● Written exercise:
Nothing in the data should change when you return it, but leave the pictures out.

Rows from a dataset
>> BEGIN

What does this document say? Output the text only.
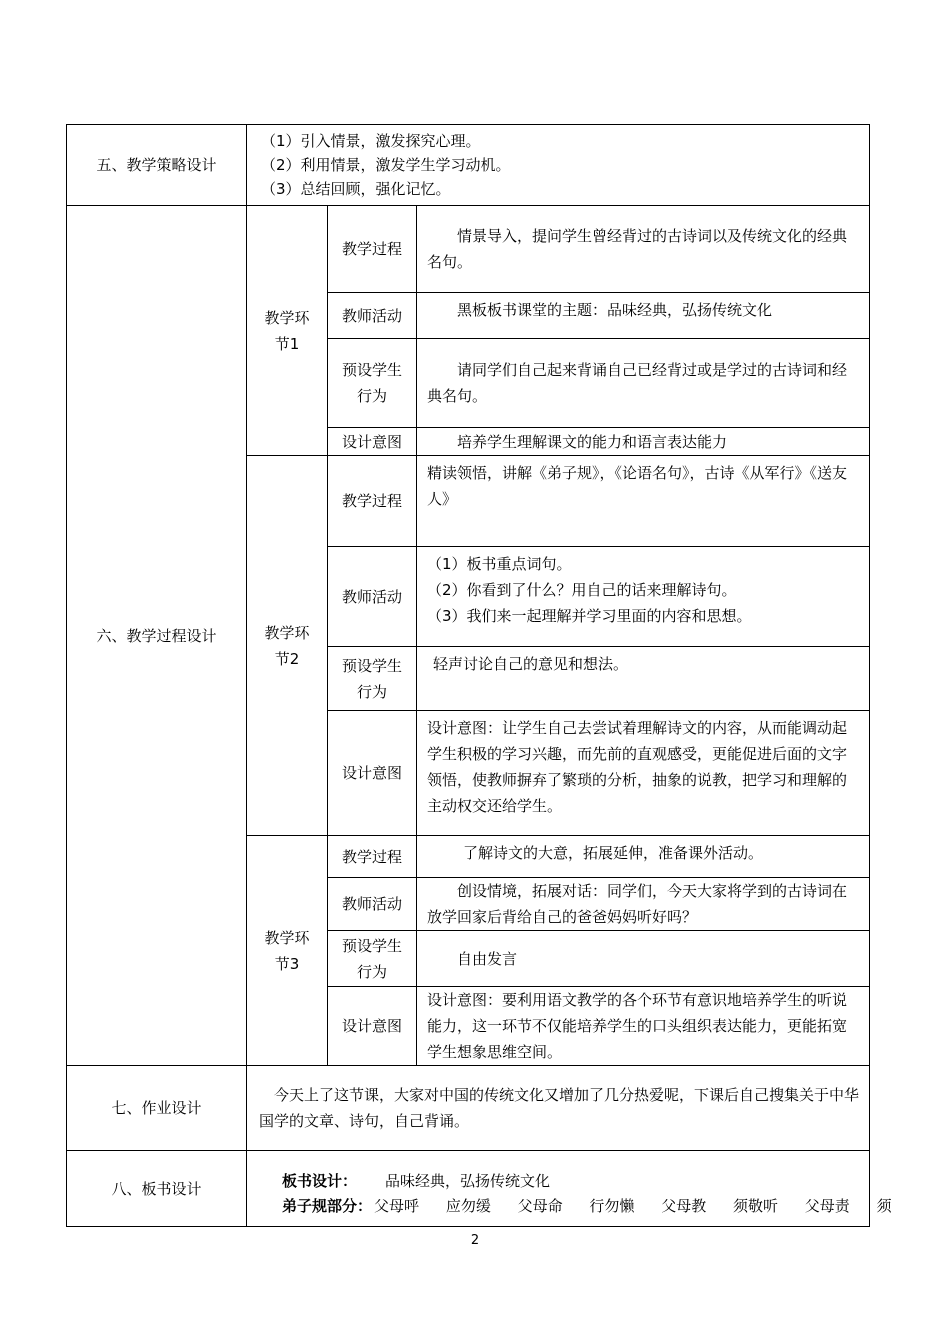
五、教学策略设计	（1）引入情景，激发探究心理。
（2）利用情景，激发学生学习动机。
（3）总结回顾，强化记忆。		

六、教学过程设计	教学环节1	教学过程	情景导入，提问学生曾经背过的古诗词以及传统文化的经典名句。
		教师活动	黑板板书课堂的主题：品味经典，弘扬传统文化
		预设学生行为	请同学们自己起来背诵自己已经背过或是学过的古诗词和经典名句。
		设计意图	培养学生理解课文的能力和语言表达能力
	教学环节2	教学过程	精读领悟，讲解《弟子规》，《论语名句》，古诗《从军行》《送友人》
		教师活动	（1）板书重点词句。
（2）你看到了什么？用自己的话来理解诗句。
（3）我们来一起理解并学习里面的内容和思想。

		预设学生行为	轻声讨论自己的意见和想法。
		设计意图	设计意图：让学生自己去尝试着理解诗文的内容，从而能调动起学生积极的学习兴趣，而先前的直观感受，更能促进后面的文字领悟，使教师摒弃了繁琐的分析，抽象的说教，把学习和理解的主动权交还给学生。
	教学环节3	教学过程	了解诗文的大意，拓展延伸，准备课外活动。
		教师活动	创设情境，拓展对话：同学们，今天大家将学到的古诗词在放学回家后背给自己的爸爸妈妈听好吗？
		预设学生行为	自由发言
		设计意图	设计意图：要利用语文教学的各个环节有意识地培养学生的听说能力，这一环节不仅能培养学生的口头组织表达能力，更能拓宽学生想象思维空间。
七、作业设计	今天上了这节课，大家对中国的传统文化又增加了几分热爱呢，下课后自己搜集关于中华国学的文章、诗句，自己背诵。		
八、板书设计	板书设计： 品味经典，弘扬传统文化
弟子规部分： 父母呼 应勿缓 父母命 行勿懒 父母教 须敬听 父母责 须		
2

>> END

● Answer to the problem:
What does this document say? Output the text only.
五、教学策略设计	（1）引入情景，激发探究心理。
（2）利用情景，激发学生学习动机。
（3）总结回顾，强化记忆。		

六、教学过程设计	教学环节1	教学过程	情景导入，提问学生曾经背过的古诗词以及传统文化的经典名句。
		教师活动	黑板板书课堂的主题：品味经典，弘扬传统文化
		预设学生行为	请同学们自己起来背诵自己已经背过或是学过的古诗词和经典名句。
		设计意图	培养学生理解课文的能力和语言表达能力
	教学环节2	教学过程	精读领悟，讲解《弟子规》，《论语名句》，古诗《从军行》《送友人》
		教师活动	（1）板书重点词句。
（2）你看到了什么？用自己的话来理解诗句。
（3）我们来一起理解并学习里面的内容和思想。

		预设学生行为	轻声讨论自己的意见和想法。
		设计意图	设计意图：让学生自己去尝试着理解诗文的内容，从而能调动起学生积极的学习兴趣，而先前的直观感受，更能促进后面的文字领悟，使教师摒弃了繁琐的分析，抽象的说教，把学习和理解的主动权交还给学生。
	教学环节3	教学过程	了解诗文的大意，拓展延伸，准备课外活动。
		教师活动	创设情境，拓展对话：同学们，今天大家将学到的古诗词在放学回家后背给自己的爸爸妈妈听好吗？
		预设学生行为	自由发言
		设计意图	设计意图：要利用语文教学的各个环节有意识地培养学生的听说能力，这一环节不仅能培养学生的口头组织表达能力，更能拓宽学生想象思维空间。
七、作业设计	今天上了这节课，大家对中国的传统文化又增加了几分热爱呢，下课后自己搜集关于中华国学的文章、诗句，自己背诵。		
八、板书设计	板书设计： 品味经典，弘扬传统文化
弟子规部分： 父母呼 应勿缓 父母命 行勿懒 父母教 须敬听 父母责 须		
2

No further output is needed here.